*Problem to solve*. Skip the pictures and repeat each line of the data exactly.

======== Record extracts ========

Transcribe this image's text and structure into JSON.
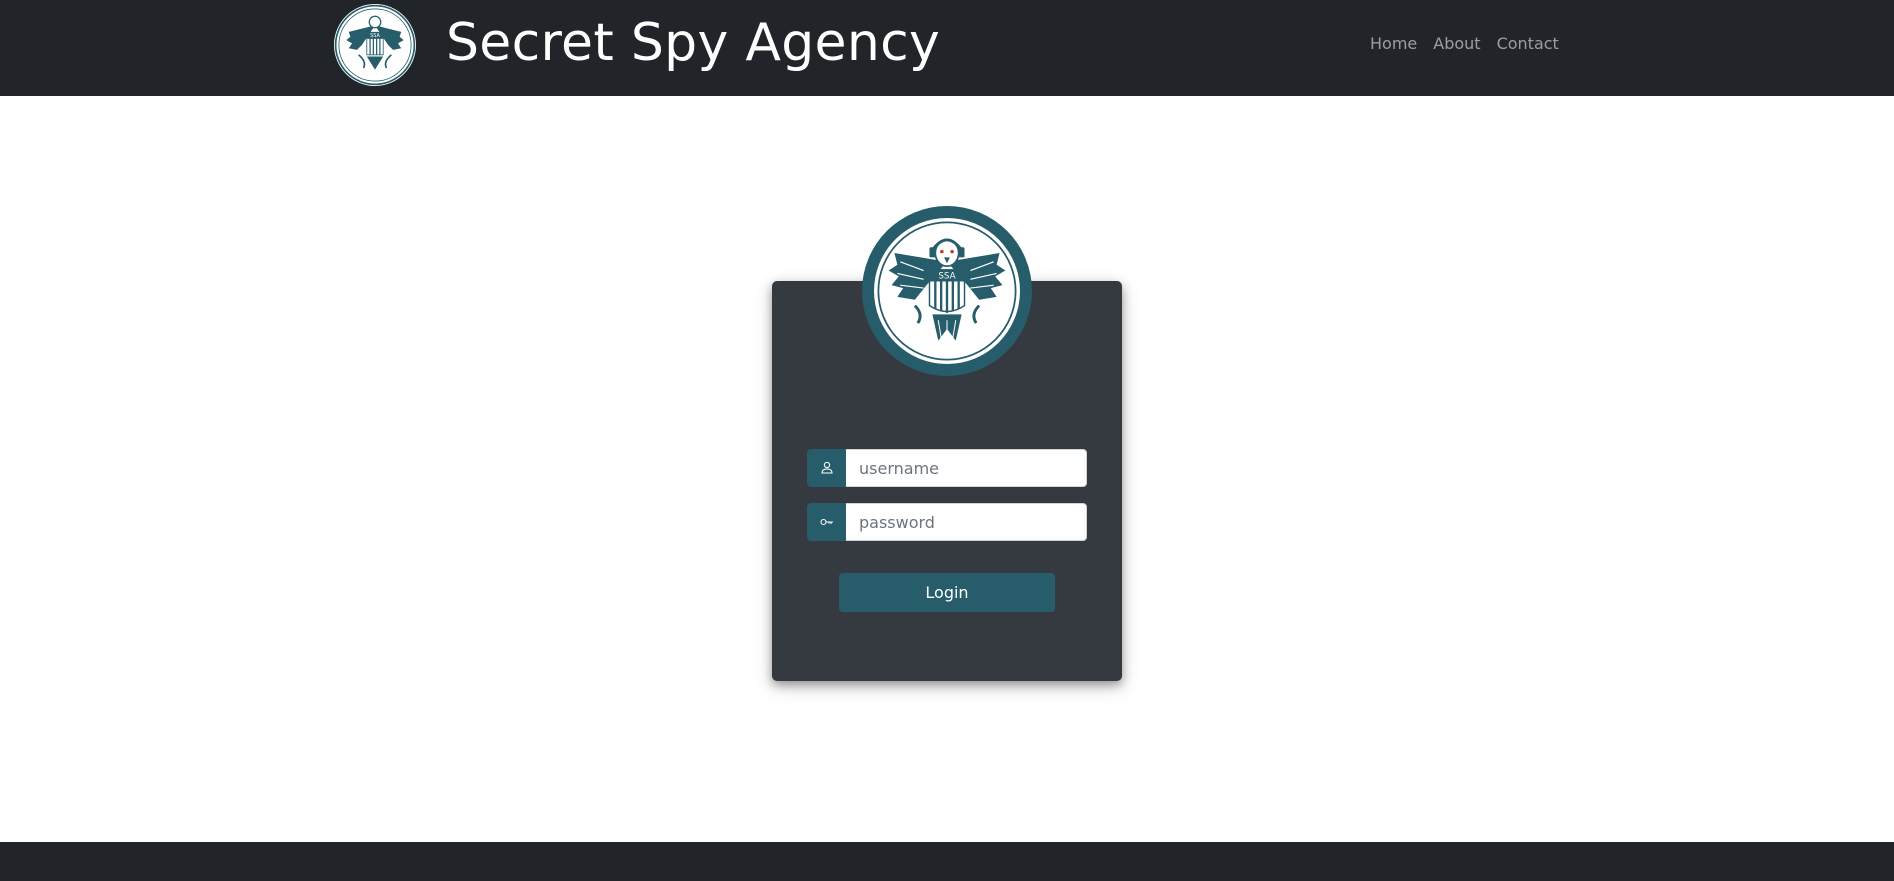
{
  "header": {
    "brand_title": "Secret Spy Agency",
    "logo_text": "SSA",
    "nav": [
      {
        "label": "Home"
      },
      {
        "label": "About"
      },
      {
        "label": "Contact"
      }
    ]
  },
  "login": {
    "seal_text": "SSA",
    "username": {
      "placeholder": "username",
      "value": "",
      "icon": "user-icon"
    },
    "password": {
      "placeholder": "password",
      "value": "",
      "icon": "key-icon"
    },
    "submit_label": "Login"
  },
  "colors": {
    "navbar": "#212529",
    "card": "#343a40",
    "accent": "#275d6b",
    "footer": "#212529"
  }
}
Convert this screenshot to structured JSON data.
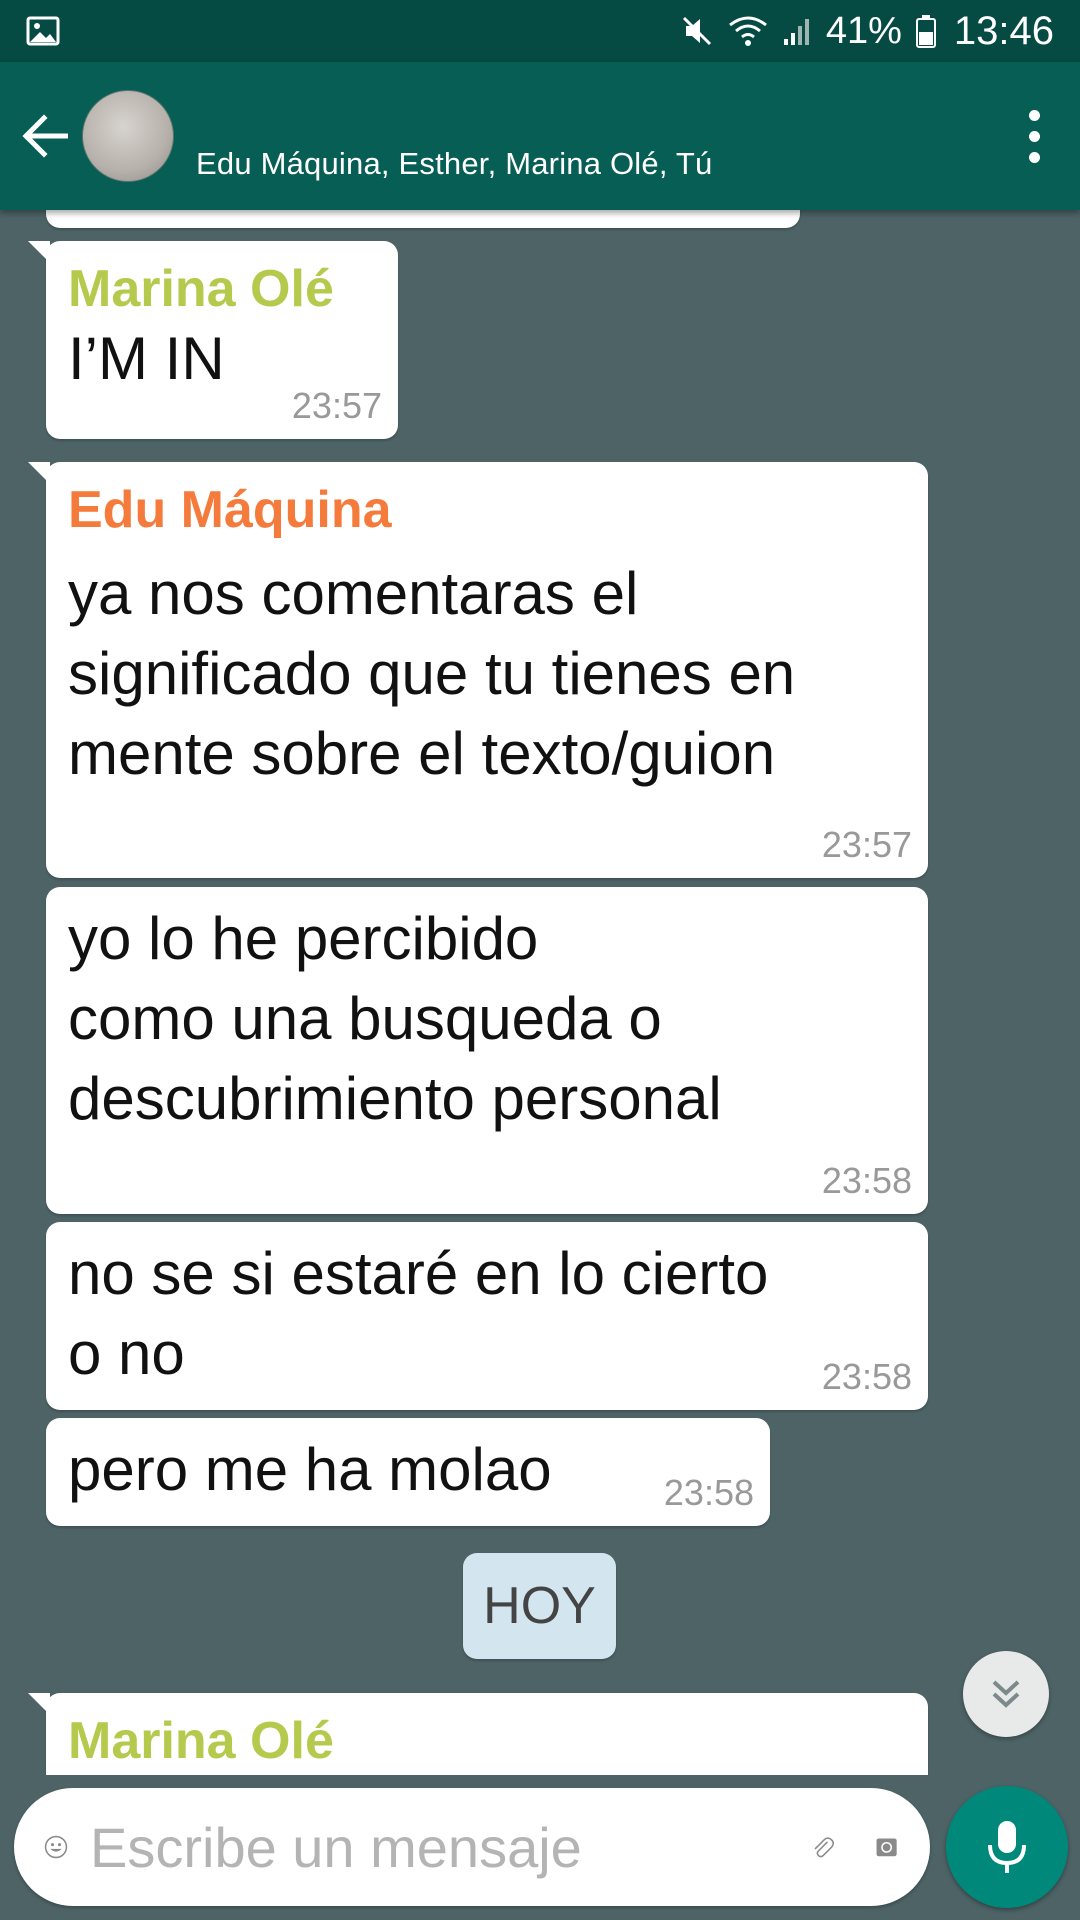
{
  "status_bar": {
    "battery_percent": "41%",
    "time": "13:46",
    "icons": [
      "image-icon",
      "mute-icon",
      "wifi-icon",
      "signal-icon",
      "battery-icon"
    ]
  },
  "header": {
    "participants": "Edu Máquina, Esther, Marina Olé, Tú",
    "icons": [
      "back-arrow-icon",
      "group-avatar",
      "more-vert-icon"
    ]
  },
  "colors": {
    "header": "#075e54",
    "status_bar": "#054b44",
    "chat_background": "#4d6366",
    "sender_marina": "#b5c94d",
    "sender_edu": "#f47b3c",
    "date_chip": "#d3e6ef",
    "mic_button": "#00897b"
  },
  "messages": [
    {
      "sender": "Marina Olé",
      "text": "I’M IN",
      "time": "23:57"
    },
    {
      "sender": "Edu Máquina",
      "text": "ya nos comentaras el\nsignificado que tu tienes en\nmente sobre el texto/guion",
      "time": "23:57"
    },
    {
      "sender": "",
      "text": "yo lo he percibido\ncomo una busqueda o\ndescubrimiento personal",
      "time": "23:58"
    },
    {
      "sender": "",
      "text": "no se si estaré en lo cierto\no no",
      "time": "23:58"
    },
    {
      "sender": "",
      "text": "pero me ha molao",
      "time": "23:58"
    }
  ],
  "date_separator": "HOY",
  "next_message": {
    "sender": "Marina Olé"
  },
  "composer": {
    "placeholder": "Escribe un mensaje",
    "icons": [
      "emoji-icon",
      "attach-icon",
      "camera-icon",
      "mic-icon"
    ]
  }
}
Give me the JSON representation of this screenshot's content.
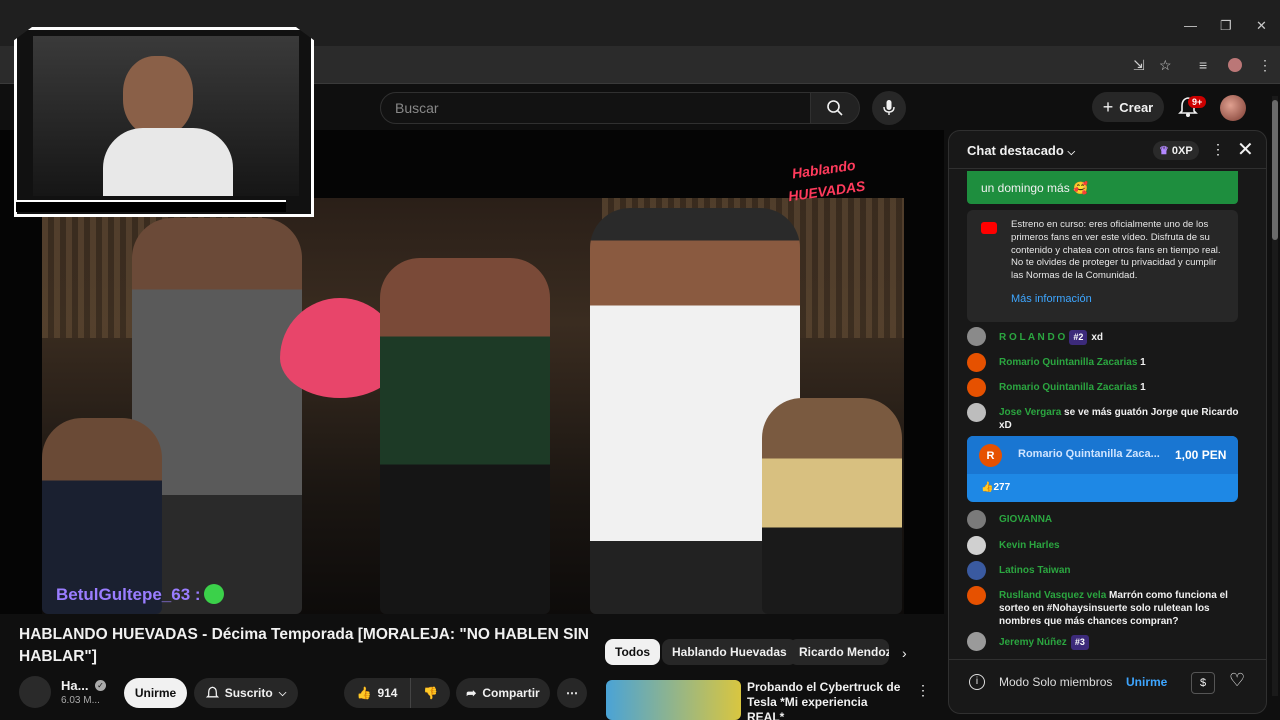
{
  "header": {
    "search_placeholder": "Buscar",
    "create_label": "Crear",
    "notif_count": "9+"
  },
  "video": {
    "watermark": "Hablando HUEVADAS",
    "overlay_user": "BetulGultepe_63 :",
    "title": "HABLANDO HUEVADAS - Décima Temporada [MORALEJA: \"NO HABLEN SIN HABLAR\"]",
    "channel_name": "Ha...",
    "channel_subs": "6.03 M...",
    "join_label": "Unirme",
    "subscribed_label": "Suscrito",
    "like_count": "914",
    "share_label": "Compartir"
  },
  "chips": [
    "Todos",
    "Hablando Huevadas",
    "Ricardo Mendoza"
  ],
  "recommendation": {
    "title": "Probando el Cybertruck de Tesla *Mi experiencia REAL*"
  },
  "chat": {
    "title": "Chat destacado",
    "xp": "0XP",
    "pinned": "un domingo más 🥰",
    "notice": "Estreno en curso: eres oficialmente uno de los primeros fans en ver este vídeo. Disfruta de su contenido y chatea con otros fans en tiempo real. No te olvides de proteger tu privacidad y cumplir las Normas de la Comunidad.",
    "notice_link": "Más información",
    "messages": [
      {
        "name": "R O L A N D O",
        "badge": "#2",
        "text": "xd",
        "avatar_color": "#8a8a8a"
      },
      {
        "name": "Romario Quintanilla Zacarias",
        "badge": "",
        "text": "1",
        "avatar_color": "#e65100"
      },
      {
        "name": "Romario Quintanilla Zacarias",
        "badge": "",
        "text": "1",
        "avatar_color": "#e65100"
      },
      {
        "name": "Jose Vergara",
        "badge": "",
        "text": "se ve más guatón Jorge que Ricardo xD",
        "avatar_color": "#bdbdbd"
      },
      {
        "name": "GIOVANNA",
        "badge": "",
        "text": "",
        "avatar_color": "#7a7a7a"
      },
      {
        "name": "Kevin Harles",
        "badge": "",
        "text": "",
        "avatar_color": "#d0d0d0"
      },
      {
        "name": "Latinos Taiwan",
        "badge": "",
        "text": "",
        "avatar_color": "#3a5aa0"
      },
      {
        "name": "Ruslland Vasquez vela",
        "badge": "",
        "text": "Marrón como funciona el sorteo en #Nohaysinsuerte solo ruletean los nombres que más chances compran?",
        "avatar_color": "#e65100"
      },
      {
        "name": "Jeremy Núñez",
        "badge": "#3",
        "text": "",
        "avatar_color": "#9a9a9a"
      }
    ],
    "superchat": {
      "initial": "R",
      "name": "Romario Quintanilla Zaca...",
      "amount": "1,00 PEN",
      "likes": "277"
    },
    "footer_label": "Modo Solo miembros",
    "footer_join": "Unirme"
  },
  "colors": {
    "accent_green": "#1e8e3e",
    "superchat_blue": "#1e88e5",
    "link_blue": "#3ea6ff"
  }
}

========

*Task answer*.
Transcribe this image's text and structure into JSON.
{
  "header": {
    "brand_title": "Secret Spy Agency",
    "logo_text": "SSA",
    "nav": [
      {
        "label": "Home"
      },
      {
        "label": "About"
      },
      {
        "label": "Contact"
      }
    ]
  },
  "login": {
    "seal_text": "SSA",
    "username": {
      "placeholder": "username",
      "value": "",
      "icon": "user-icon"
    },
    "password": {
      "placeholder": "password",
      "value": "",
      "icon": "key-icon"
    },
    "submit_label": "Login"
  },
  "colors": {
    "navbar": "#212529",
    "card": "#343a40",
    "accent": "#275d6b",
    "footer": "#212529"
  }
}
Convert this screenshot to structured JSON data.
{
  "status_bar": {
    "battery_percent": "41%",
    "time": "13:46",
    "icons": [
      "image-icon",
      "mute-icon",
      "wifi-icon",
      "signal-icon",
      "battery-icon"
    ]
  },
  "header": {
    "participants": "Edu Máquina, Esther, Marina Olé, Tú",
    "icons": [
      "back-arrow-icon",
      "group-avatar",
      "more-vert-icon"
    ]
  },
  "colors": {
    "header": "#075e54",
    "status_bar": "#054b44",
    "chat_background": "#4d6366",
    "sender_marina": "#b5c94d",
    "sender_edu": "#f47b3c",
    "date_chip": "#d3e6ef",
    "mic_button": "#00897b"
  },
  "messages": [
    {
      "sender": "Marina Olé",
      "text": "I’M IN",
      "time": "23:57"
    },
    {
      "sender": "Edu Máquina",
      "text": "ya nos comentaras el\nsignificado que tu tienes en\nmente sobre el texto/guion",
      "time": "23:57"
    },
    {
      "sender": "",
      "text": "yo lo he percibido\ncomo una busqueda o\ndescubrimiento personal",
      "time": "23:58"
    },
    {
      "sender": "",
      "text": "no se si estaré en lo cierto\no no",
      "time": "23:58"
    },
    {
      "sender": "",
      "text": "pero me ha molao",
      "time": "23:58"
    }
  ],
  "date_separator": "HOY",
  "next_message": {
    "sender": "Marina Olé"
  },
  "composer": {
    "placeholder": "Escribe un mensaje",
    "icons": [
      "emoji-icon",
      "attach-icon",
      "camera-icon",
      "mic-icon"
    ]
  }
}
Give me the JSON representation of this screenshot's content.
{
  "header": {
    "search_placeholder": "Buscar",
    "create_label": "Crear",
    "notif_count": "9+"
  },
  "video": {
    "watermark": "Hablando HUEVADAS",
    "overlay_user": "BetulGultepe_63 :",
    "title": "HABLANDO HUEVADAS - Décima Temporada [MORALEJA: \"NO HABLEN SIN HABLAR\"]",
    "channel_name": "Ha...",
    "channel_subs": "6.03 M...",
    "join_label": "Unirme",
    "subscribed_label": "Suscrito",
    "like_count": "914",
    "share_label": "Compartir"
  },
  "chips": [
    "Todos",
    "Hablando Huevadas",
    "Ricardo Mendoza"
  ],
  "recommendation": {
    "title": "Probando el Cybertruck de Tesla *Mi experiencia REAL*"
  },
  "chat": {
    "title": "Chat destacado",
    "xp": "0XP",
    "pinned": "un domingo más 🥰",
    "notice": "Estreno en curso: eres oficialmente uno de los primeros fans en ver este vídeo. Disfruta de su contenido y chatea con otros fans en tiempo real. No te olvides de proteger tu privacidad y cumplir las Normas de la Comunidad.",
    "notice_link": "Más información",
    "messages": [
      {
        "name": "R O L A N D O",
        "badge": "#2",
        "text": "xd",
        "avatar_color": "#8a8a8a"
      },
      {
        "name": "Romario Quintanilla Zacarias",
        "badge": "",
        "text": "1",
        "avatar_color": "#e65100"
      },
      {
        "name": "Romario Quintanilla Zacarias",
        "badge": "",
        "text": "1",
        "avatar_color": "#e65100"
      },
      {
        "name": "Jose Vergara",
        "badge": "",
        "text": "se ve más guatón Jorge que Ricardo xD",
        "avatar_color": "#bdbdbd"
      },
      {
        "name": "GIOVANNA",
        "badge": "",
        "text": "",
        "avatar_color": "#7a7a7a"
      },
      {
        "name": "Kevin Harles",
        "badge": "",
        "text": "",
        "avatar_color": "#d0d0d0"
      },
      {
        "name": "Latinos Taiwan",
        "badge": "",
        "text": "",
        "avatar_color": "#3a5aa0"
      },
      {
        "name": "Ruslland Vasquez vela",
        "badge": "",
        "text": "Marrón como funciona el sorteo en #Nohaysinsuerte solo ruletean los nombres que más chances compran?",
        "avatar_color": "#e65100"
      },
      {
        "name": "Jeremy Núñez",
        "badge": "#3",
        "text": "",
        "avatar_color": "#9a9a9a"
      }
    ],
    "superchat": {
      "initial": "R",
      "name": "Romario Quintanilla Zaca...",
      "amount": "1,00 PEN",
      "likes": "277"
    },
    "footer_label": "Modo Solo miembros",
    "footer_join": "Unirme"
  },
  "colors": {
    "accent_green": "#1e8e3e",
    "superchat_blue": "#1e88e5",
    "link_blue": "#3ea6ff"
  }
}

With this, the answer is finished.